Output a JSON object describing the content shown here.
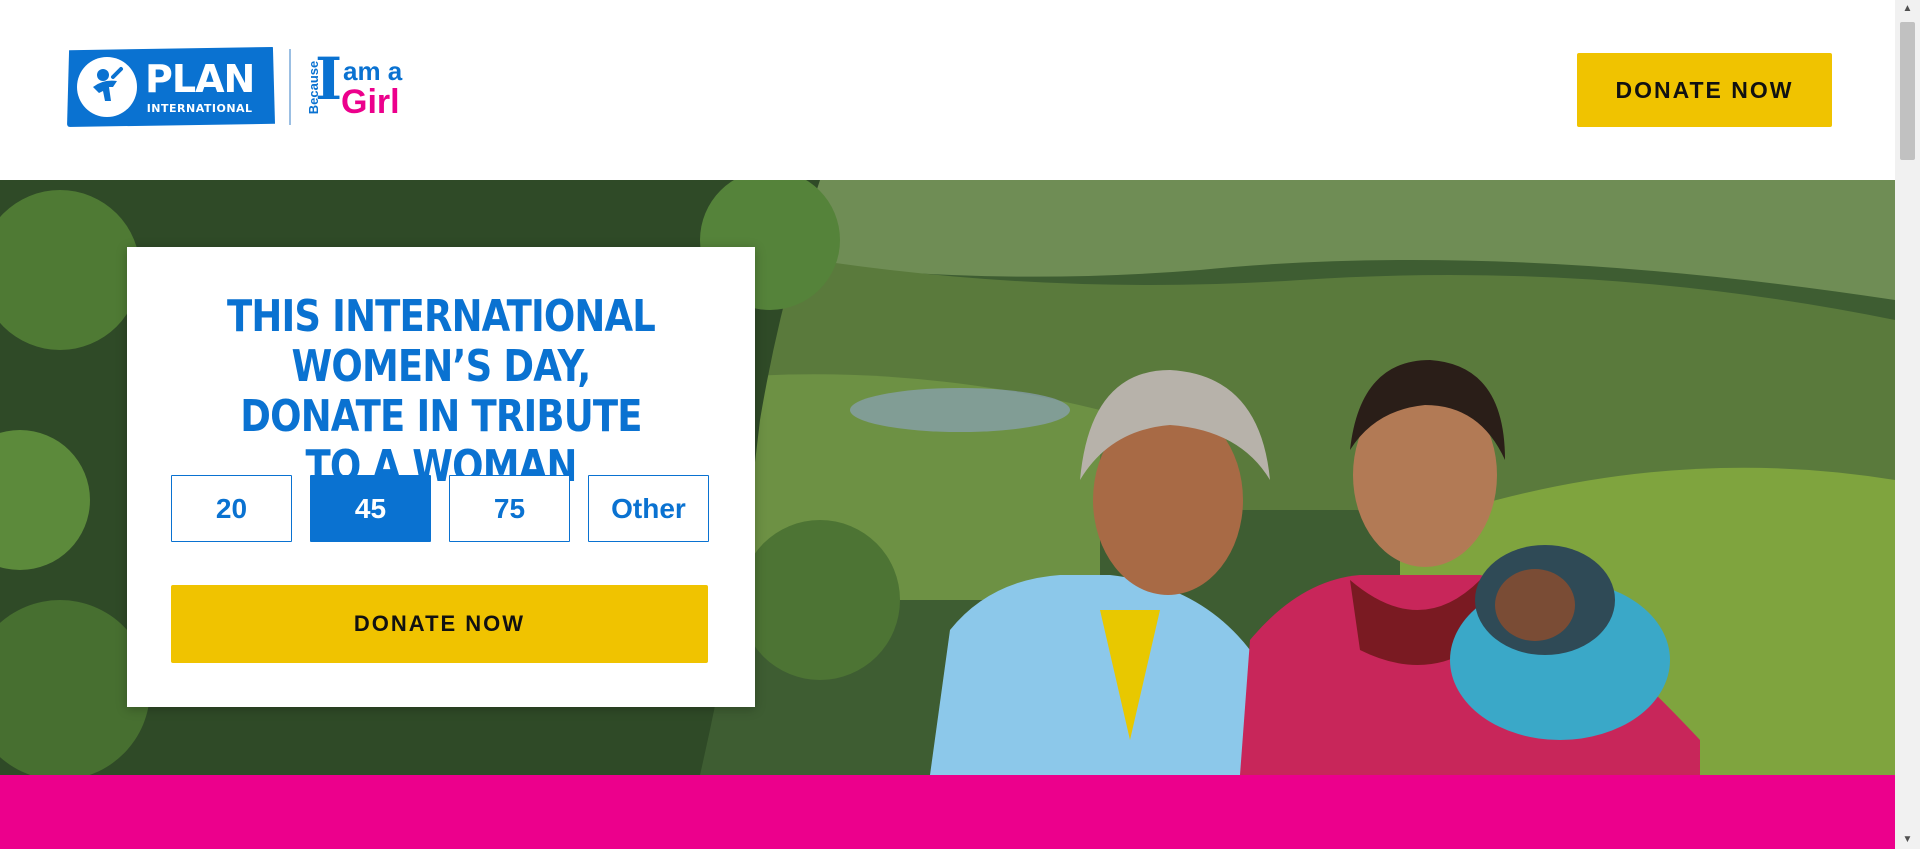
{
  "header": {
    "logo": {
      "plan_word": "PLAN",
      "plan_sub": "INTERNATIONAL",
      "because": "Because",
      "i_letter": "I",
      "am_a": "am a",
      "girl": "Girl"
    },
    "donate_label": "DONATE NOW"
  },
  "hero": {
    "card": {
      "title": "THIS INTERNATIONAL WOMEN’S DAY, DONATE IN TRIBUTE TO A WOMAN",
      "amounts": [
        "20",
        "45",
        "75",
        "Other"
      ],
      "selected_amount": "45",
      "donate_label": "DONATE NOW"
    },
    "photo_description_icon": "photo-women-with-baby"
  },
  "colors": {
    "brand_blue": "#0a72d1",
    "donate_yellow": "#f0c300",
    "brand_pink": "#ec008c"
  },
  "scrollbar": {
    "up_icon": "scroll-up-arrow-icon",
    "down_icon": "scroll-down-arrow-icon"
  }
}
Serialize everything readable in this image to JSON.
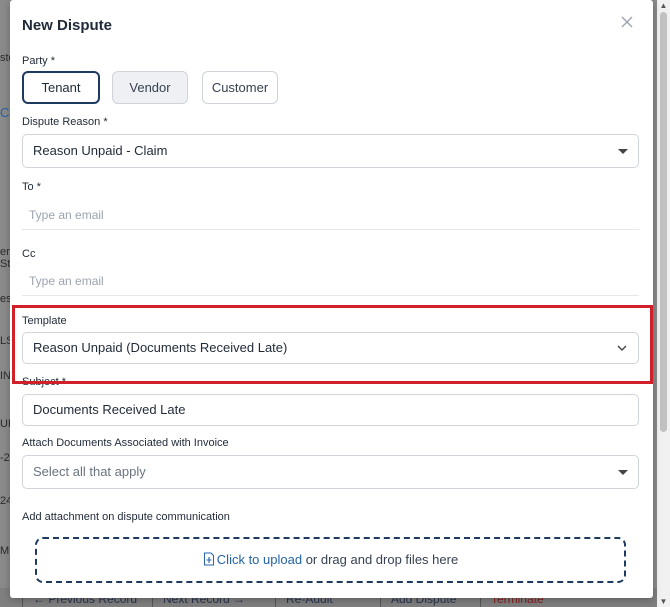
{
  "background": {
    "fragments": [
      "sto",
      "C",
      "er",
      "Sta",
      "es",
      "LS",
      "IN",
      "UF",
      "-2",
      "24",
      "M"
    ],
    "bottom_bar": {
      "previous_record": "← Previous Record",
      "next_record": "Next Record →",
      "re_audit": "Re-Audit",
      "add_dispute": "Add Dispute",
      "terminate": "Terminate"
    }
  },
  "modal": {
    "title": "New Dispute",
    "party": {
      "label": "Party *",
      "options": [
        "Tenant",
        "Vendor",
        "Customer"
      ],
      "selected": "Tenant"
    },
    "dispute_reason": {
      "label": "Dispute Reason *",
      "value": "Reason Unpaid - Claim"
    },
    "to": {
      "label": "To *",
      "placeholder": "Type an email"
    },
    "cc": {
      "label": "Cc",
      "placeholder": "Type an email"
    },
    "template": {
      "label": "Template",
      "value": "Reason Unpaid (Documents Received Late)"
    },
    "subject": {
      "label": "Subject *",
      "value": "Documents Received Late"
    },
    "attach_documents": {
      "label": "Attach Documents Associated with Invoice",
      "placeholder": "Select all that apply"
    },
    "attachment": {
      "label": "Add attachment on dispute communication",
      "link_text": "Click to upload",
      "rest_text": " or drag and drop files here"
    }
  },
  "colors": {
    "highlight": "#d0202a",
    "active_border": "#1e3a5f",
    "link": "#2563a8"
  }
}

-- EXERCISE TASK --
All of the entries above should be copied exactly, except for the pictures.

-- EXPECTED ANSWER --
Output a JSON object describing the content shown here.
{
  "header": {
    "logo": {
      "plan_word": "PLAN",
      "plan_sub": "INTERNATIONAL",
      "because": "Because",
      "i_letter": "I",
      "am_a": "am a",
      "girl": "Girl"
    },
    "donate_label": "DONATE NOW"
  },
  "hero": {
    "card": {
      "title": "THIS INTERNATIONAL WOMEN’S DAY, DONATE IN TRIBUTE TO A WOMAN",
      "amounts": [
        "20",
        "45",
        "75",
        "Other"
      ],
      "selected_amount": "45",
      "donate_label": "DONATE NOW"
    },
    "photo_description_icon": "photo-women-with-baby"
  },
  "colors": {
    "brand_blue": "#0a72d1",
    "donate_yellow": "#f0c300",
    "brand_pink": "#ec008c"
  },
  "scrollbar": {
    "up_icon": "scroll-up-arrow-icon",
    "down_icon": "scroll-down-arrow-icon"
  }
}
Serialize everything readable in this image to JSON.
{
  "background": {
    "fragments": [
      "sto",
      "C",
      "er",
      "Sta",
      "es",
      "LS",
      "IN",
      "UF",
      "-2",
      "24",
      "M"
    ],
    "bottom_bar": {
      "previous_record": "← Previous Record",
      "next_record": "Next Record →",
      "re_audit": "Re-Audit",
      "add_dispute": "Add Dispute",
      "terminate": "Terminate"
    }
  },
  "modal": {
    "title": "New Dispute",
    "party": {
      "label": "Party *",
      "options": [
        "Tenant",
        "Vendor",
        "Customer"
      ],
      "selected": "Tenant"
    },
    "dispute_reason": {
      "label": "Dispute Reason *",
      "value": "Reason Unpaid - Claim"
    },
    "to": {
      "label": "To *",
      "placeholder": "Type an email"
    },
    "cc": {
      "label": "Cc",
      "placeholder": "Type an email"
    },
    "template": {
      "label": "Template",
      "value": "Reason Unpaid (Documents Received Late)"
    },
    "subject": {
      "label": "Subject *",
      "value": "Documents Received Late"
    },
    "attach_documents": {
      "label": "Attach Documents Associated with Invoice",
      "placeholder": "Select all that apply"
    },
    "attachment": {
      "label": "Add attachment on dispute communication",
      "link_text": "Click to upload",
      "rest_text": " or drag and drop files here"
    }
  },
  "colors": {
    "highlight": "#d0202a",
    "active_border": "#1e3a5f",
    "link": "#2563a8"
  }
}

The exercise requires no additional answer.